____ INPUT DATA
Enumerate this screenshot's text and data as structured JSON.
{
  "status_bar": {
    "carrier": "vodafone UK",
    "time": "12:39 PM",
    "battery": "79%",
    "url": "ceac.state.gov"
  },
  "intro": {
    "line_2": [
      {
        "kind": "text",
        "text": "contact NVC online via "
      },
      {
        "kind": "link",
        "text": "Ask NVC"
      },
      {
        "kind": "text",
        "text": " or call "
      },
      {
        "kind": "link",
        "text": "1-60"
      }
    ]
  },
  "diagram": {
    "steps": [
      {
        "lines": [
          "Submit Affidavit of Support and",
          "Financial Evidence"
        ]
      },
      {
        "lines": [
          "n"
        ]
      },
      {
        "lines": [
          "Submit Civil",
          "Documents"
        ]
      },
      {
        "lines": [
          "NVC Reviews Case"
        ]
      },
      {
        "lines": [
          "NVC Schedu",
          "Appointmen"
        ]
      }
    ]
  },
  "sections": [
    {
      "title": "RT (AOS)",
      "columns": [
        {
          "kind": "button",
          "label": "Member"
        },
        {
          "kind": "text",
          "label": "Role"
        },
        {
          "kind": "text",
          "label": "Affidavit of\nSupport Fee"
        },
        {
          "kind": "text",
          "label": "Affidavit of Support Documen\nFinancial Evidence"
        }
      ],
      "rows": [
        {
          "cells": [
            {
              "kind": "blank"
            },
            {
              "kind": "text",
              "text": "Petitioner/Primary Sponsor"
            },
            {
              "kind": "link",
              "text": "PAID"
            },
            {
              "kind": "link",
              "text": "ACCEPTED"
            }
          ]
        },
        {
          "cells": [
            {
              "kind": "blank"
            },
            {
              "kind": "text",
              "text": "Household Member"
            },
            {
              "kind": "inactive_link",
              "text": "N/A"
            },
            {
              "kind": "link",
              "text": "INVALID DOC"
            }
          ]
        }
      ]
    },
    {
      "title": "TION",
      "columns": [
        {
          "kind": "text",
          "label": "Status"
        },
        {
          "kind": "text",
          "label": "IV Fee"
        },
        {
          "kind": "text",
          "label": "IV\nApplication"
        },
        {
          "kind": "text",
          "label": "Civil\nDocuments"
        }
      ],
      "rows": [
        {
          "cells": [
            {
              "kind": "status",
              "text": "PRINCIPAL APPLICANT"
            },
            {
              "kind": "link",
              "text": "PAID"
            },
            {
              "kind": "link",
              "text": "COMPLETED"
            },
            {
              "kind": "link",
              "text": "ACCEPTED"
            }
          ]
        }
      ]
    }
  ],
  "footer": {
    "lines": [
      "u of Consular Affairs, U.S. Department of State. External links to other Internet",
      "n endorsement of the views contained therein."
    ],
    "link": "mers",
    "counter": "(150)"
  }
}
________
## INSTRUCTION
Copy out the full material exactly as it appears.

## WRITTEN RESPONSE
Enumerate this screenshot's text and data as structured JSON.
{
  "status_bar": {
    "carrier": "vodafone UK",
    "time": "12:39 PM",
    "battery": "79%",
    "url": "ceac.state.gov"
  },
  "intro": {
    "line_2": [
      {
        "kind": "text",
        "text": "contact NVC online via "
      },
      {
        "kind": "link",
        "text": "Ask NVC"
      },
      {
        "kind": "text",
        "text": " or call "
      },
      {
        "kind": "link",
        "text": "1-60"
      }
    ]
  },
  "diagram": {
    "steps": [
      {
        "lines": [
          "Submit Affidavit of Support and",
          "Financial Evidence"
        ]
      },
      {
        "lines": [
          "n"
        ]
      },
      {
        "lines": [
          "Submit Civil",
          "Documents"
        ]
      },
      {
        "lines": [
          "NVC Reviews Case"
        ]
      },
      {
        "lines": [
          "NVC Schedu",
          "Appointmen"
        ]
      }
    ]
  },
  "sections": [
    {
      "title": "RT (AOS)",
      "columns": [
        {
          "kind": "button",
          "label": "Member"
        },
        {
          "kind": "text",
          "label": "Role"
        },
        {
          "kind": "text",
          "label": "Affidavit of\nSupport Fee"
        },
        {
          "kind": "text",
          "label": "Affidavit of Support Documen\nFinancial Evidence"
        }
      ],
      "rows": [
        {
          "cells": [
            {
              "kind": "blank"
            },
            {
              "kind": "text",
              "text": "Petitioner/Primary Sponsor"
            },
            {
              "kind": "link",
              "text": "PAID"
            },
            {
              "kind": "link",
              "text": "ACCEPTED"
            }
          ]
        },
        {
          "cells": [
            {
              "kind": "blank"
            },
            {
              "kind": "text",
              "text": "Household Member"
            },
            {
              "kind": "inactive_link",
              "text": "N/A"
            },
            {
              "kind": "link",
              "text": "INVALID DOC"
            }
          ]
        }
      ]
    },
    {
      "title": "TION",
      "columns": [
        {
          "kind": "text",
          "label": "Status"
        },
        {
          "kind": "text",
          "label": "IV Fee"
        },
        {
          "kind": "text",
          "label": "IV\nApplication"
        },
        {
          "kind": "text",
          "label": "Civil\nDocuments"
        }
      ],
      "rows": [
        {
          "cells": [
            {
              "kind": "status",
              "text": "PRINCIPAL APPLICANT"
            },
            {
              "kind": "link",
              "text": "PAID"
            },
            {
              "kind": "link",
              "text": "COMPLETED"
            },
            {
              "kind": "link",
              "text": "ACCEPTED"
            }
          ]
        }
      ]
    }
  ],
  "footer": {
    "lines": [
      "u of Consular Affairs, U.S. Department of State. External links to other Internet",
      "n endorsement of the views contained therein."
    ],
    "link": "mers",
    "counter": "(150)"
  }
}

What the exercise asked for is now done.